DESCRIPTION OF THE TASK :: Make a verbatim copy of the entries below; pictures stay out.

A block of data ::
——————————

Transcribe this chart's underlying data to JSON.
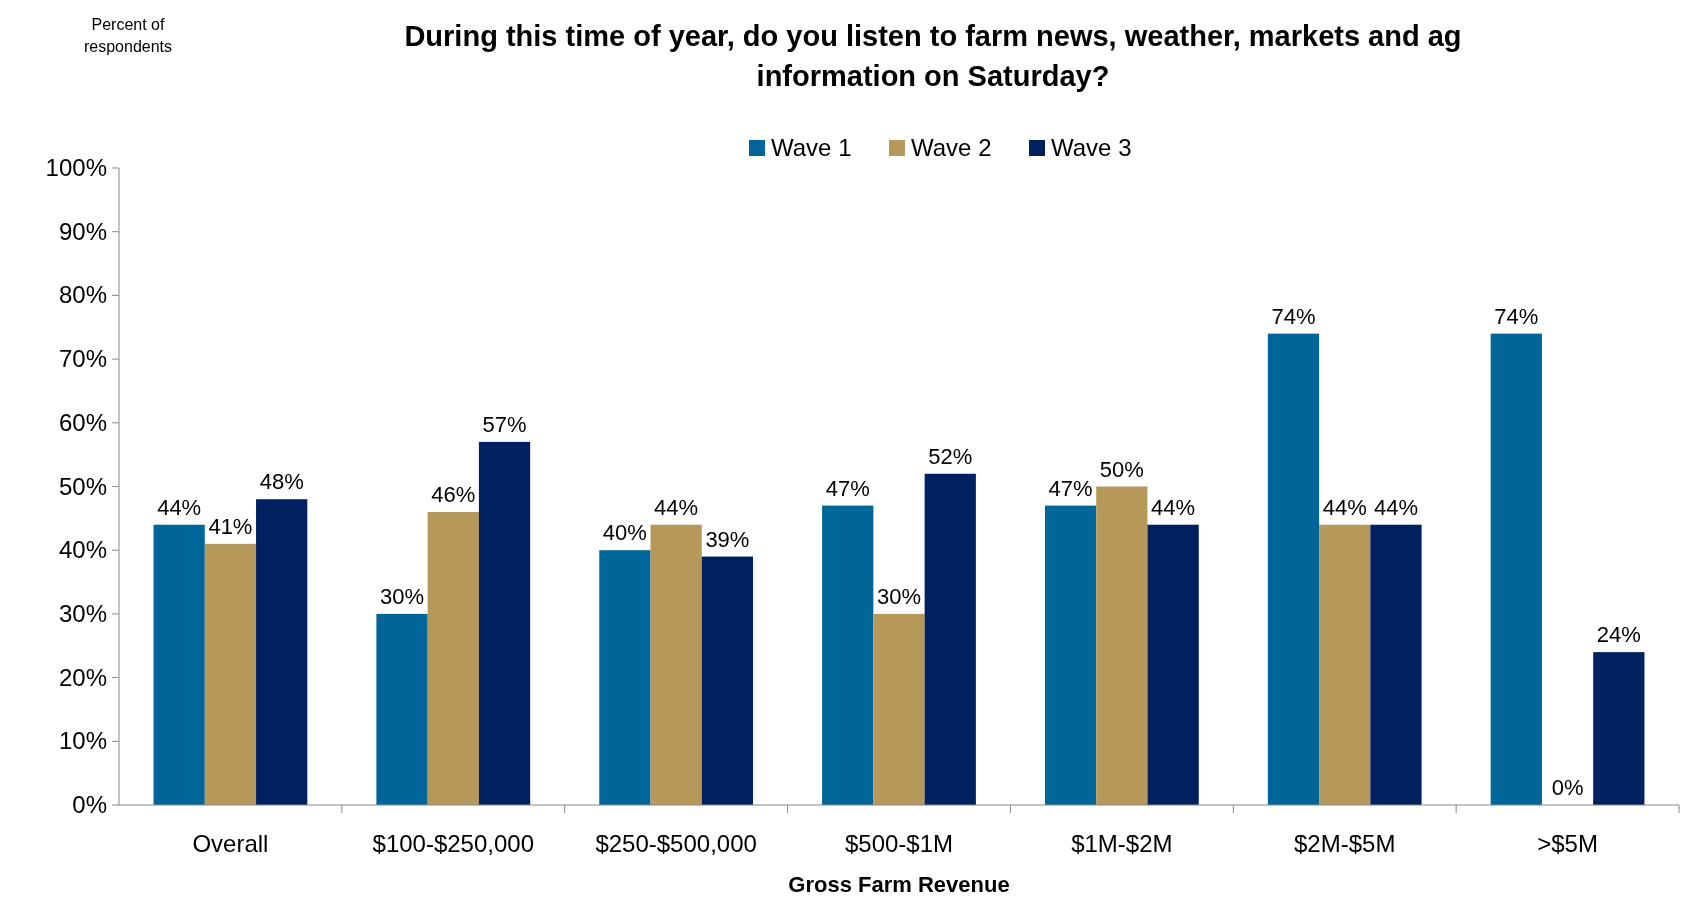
{
  "chart_data": {
    "type": "bar",
    "title": "During this time of year, do you listen to farm news, weather, markets and ag information on Saturday?",
    "annotations": [
      "Percent of respondents"
    ],
    "xlabel": "Gross Farm Revenue",
    "categories": [
      "Overall",
      "$100-$250,000",
      "$250-$500,000",
      "$500-$1M",
      "$1M-$2M",
      "$2M-$5M",
      ">$5M"
    ],
    "series": [
      {
        "name": "Wave 1",
        "color": "#00669a",
        "values": [
          44,
          30,
          40,
          47,
          47,
          74,
          74
        ],
        "value_labels": [
          "44%",
          "30%",
          "40%",
          "47%",
          "47%",
          "74%",
          "74%"
        ]
      },
      {
        "name": "Wave 2",
        "color": "#b5985a",
        "values": [
          41,
          46,
          44,
          30,
          50,
          44,
          0
        ],
        "value_labels": [
          "41%",
          "46%",
          "44%",
          "30%",
          "50%",
          "44%",
          "0%"
        ]
      },
      {
        "name": "Wave 3",
        "color": "#002060",
        "values": [
          48,
          57,
          39,
          52,
          44,
          44,
          24
        ],
        "value_labels": [
          "48%",
          "57%",
          "39%",
          "52%",
          "44%",
          "44%",
          "24%"
        ]
      }
    ],
    "ylim": [
      0,
      100
    ],
    "yticks": [
      {
        "value": 0,
        "label": "0%"
      },
      {
        "value": 10,
        "label": "10%"
      },
      {
        "value": 20,
        "label": "20%"
      },
      {
        "value": 30,
        "label": "30%"
      },
      {
        "value": 40,
        "label": "40%"
      },
      {
        "value": 50,
        "label": "50%"
      },
      {
        "value": 60,
        "label": "60%"
      },
      {
        "value": 70,
        "label": "70%"
      },
      {
        "value": 80,
        "label": "80%"
      },
      {
        "value": 90,
        "label": "90%"
      },
      {
        "value": 100,
        "label": "100%"
      }
    ],
    "legend": "top",
    "grid": false
  }
}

——————————

EXPECTED ANSWER ::
Transcribe this chart's underlying data to JSON.
{
  "chart_data": {
    "type": "bar",
    "title": "During this time of year, do you listen to farm news, weather, markets and ag information on Saturday?",
    "annotations": [
      "Percent of respondents"
    ],
    "xlabel": "Gross Farm Revenue",
    "categories": [
      "Overall",
      "$100-$250,000",
      "$250-$500,000",
      "$500-$1M",
      "$1M-$2M",
      "$2M-$5M",
      ">$5M"
    ],
    "series": [
      {
        "name": "Wave 1",
        "color": "#00669a",
        "values": [
          44,
          30,
          40,
          47,
          47,
          74,
          74
        ],
        "value_labels": [
          "44%",
          "30%",
          "40%",
          "47%",
          "47%",
          "74%",
          "74%"
        ]
      },
      {
        "name": "Wave 2",
        "color": "#b5985a",
        "values": [
          41,
          46,
          44,
          30,
          50,
          44,
          0
        ],
        "value_labels": [
          "41%",
          "46%",
          "44%",
          "30%",
          "50%",
          "44%",
          "0%"
        ]
      },
      {
        "name": "Wave 3",
        "color": "#002060",
        "values": [
          48,
          57,
          39,
          52,
          44,
          44,
          24
        ],
        "value_labels": [
          "48%",
          "57%",
          "39%",
          "52%",
          "44%",
          "44%",
          "24%"
        ]
      }
    ],
    "ylim": [
      0,
      100
    ],
    "yticks": [
      {
        "value": 0,
        "label": "0%"
      },
      {
        "value": 10,
        "label": "10%"
      },
      {
        "value": 20,
        "label": "20%"
      },
      {
        "value": 30,
        "label": "30%"
      },
      {
        "value": 40,
        "label": "40%"
      },
      {
        "value": 50,
        "label": "50%"
      },
      {
        "value": 60,
        "label": "60%"
      },
      {
        "value": 70,
        "label": "70%"
      },
      {
        "value": 80,
        "label": "80%"
      },
      {
        "value": 90,
        "label": "90%"
      },
      {
        "value": 100,
        "label": "100%"
      }
    ],
    "legend": "top",
    "grid": false
  }
}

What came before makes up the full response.